EXERCISE DETAILS - In the entries below, count every line containing "JSON". Return the number and nothing else.

** Start of GIVEN ENTRIES **

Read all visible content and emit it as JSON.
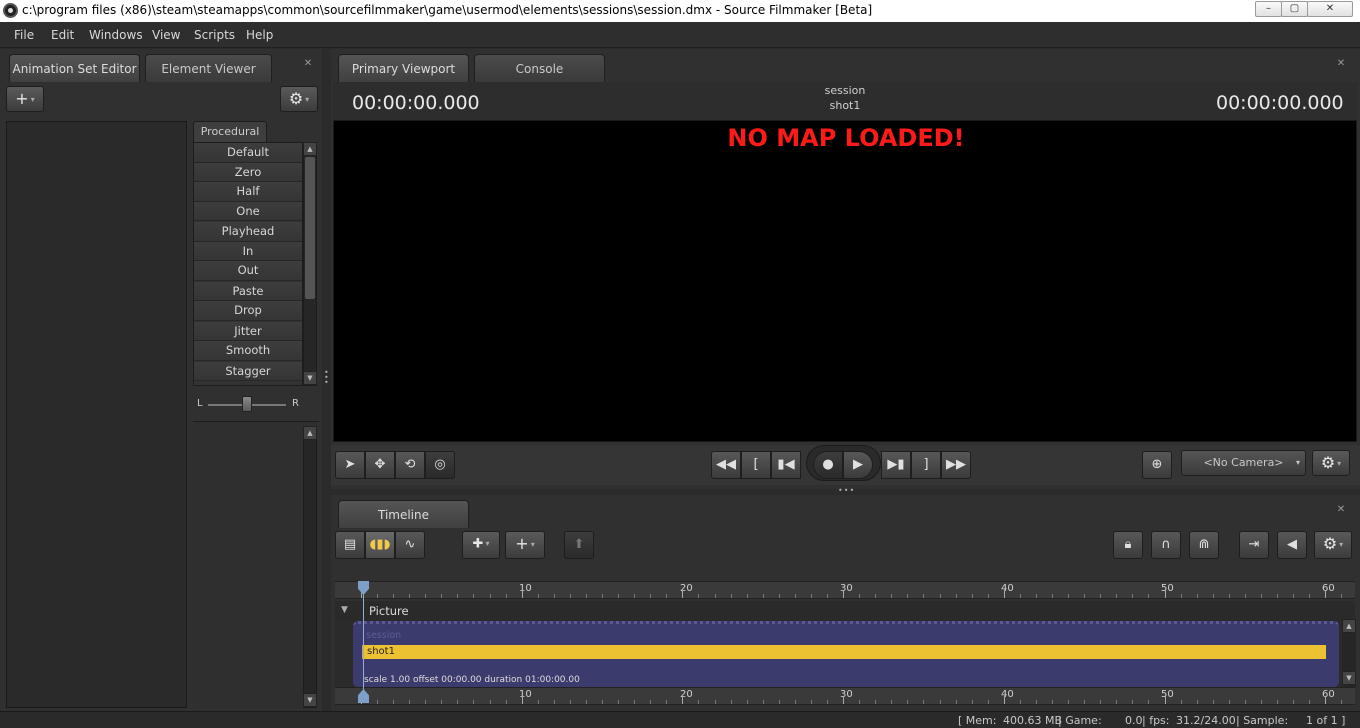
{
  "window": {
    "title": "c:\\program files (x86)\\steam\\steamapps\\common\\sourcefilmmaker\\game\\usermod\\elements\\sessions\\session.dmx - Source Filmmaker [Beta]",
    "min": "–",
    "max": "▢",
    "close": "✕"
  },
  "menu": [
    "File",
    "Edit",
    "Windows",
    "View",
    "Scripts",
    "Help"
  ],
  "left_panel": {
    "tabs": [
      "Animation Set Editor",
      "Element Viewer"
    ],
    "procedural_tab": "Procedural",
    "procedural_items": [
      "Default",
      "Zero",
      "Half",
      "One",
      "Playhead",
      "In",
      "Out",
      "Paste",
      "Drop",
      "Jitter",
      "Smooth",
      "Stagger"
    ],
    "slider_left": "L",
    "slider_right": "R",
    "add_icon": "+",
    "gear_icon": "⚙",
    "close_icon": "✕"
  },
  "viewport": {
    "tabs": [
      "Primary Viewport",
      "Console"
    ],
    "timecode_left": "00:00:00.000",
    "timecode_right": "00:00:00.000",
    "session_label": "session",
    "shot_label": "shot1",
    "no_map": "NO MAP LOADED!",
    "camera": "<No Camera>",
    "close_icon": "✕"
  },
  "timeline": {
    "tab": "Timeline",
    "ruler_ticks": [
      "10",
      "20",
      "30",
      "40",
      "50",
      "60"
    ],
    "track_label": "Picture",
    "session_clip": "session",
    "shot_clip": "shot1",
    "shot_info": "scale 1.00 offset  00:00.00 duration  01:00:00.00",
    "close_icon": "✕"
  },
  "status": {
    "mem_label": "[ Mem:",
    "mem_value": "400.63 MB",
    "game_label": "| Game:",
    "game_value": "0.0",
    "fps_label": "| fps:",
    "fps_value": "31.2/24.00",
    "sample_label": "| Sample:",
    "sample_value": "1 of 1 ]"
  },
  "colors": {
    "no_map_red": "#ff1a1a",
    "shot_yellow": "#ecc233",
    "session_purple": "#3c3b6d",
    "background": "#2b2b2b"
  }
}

** End of GIVEN ENTRIES **
** Start of GIVEN ENTRIES **

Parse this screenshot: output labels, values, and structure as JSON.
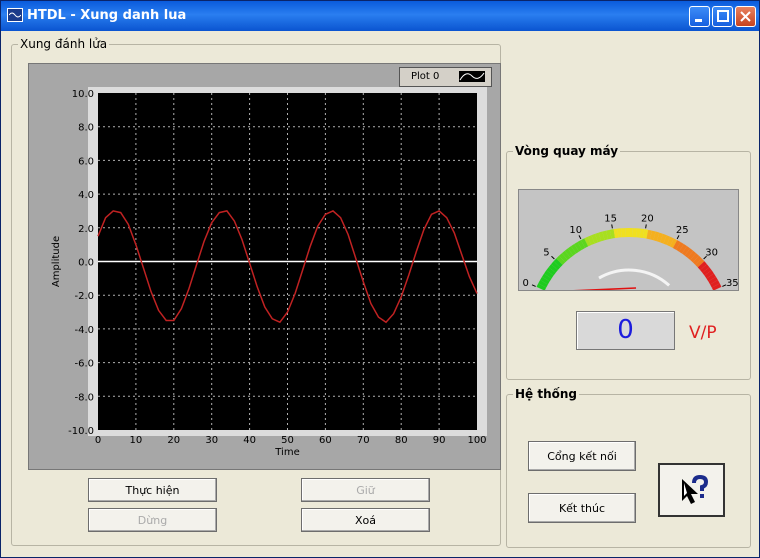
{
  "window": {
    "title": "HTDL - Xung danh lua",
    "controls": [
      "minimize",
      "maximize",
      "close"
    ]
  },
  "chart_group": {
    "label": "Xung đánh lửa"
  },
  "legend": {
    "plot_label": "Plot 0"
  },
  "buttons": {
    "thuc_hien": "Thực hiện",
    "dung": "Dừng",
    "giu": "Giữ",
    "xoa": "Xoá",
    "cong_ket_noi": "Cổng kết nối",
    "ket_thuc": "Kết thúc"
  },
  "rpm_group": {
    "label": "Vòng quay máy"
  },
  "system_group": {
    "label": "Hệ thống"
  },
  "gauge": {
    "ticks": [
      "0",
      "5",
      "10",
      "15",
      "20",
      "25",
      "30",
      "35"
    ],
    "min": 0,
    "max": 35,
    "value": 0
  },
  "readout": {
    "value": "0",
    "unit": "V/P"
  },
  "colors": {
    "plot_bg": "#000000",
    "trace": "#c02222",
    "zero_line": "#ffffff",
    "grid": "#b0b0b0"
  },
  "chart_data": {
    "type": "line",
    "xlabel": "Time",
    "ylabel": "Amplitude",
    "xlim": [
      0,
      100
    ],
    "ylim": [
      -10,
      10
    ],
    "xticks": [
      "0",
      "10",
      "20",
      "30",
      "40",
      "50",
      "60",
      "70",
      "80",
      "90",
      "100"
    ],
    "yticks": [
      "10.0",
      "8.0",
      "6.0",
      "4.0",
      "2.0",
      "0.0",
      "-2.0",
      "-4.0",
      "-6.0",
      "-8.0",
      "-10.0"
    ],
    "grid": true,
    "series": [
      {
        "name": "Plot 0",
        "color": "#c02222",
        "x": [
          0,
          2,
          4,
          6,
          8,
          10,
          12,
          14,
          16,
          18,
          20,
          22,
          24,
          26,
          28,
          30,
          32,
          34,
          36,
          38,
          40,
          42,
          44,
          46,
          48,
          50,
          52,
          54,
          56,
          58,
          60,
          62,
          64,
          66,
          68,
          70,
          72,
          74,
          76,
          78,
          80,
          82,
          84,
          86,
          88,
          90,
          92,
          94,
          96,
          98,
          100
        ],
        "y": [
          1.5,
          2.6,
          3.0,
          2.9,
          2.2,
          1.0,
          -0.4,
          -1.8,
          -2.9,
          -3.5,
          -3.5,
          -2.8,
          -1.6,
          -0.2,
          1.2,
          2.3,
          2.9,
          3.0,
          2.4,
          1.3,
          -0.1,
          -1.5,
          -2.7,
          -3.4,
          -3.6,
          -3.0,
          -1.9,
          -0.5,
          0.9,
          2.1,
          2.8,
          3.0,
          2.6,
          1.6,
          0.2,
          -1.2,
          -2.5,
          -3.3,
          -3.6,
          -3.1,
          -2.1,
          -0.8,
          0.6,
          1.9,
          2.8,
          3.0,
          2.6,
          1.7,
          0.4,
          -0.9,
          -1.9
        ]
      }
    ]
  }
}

** End of GIVEN ENTRIES **

TASK RESPONSE - 2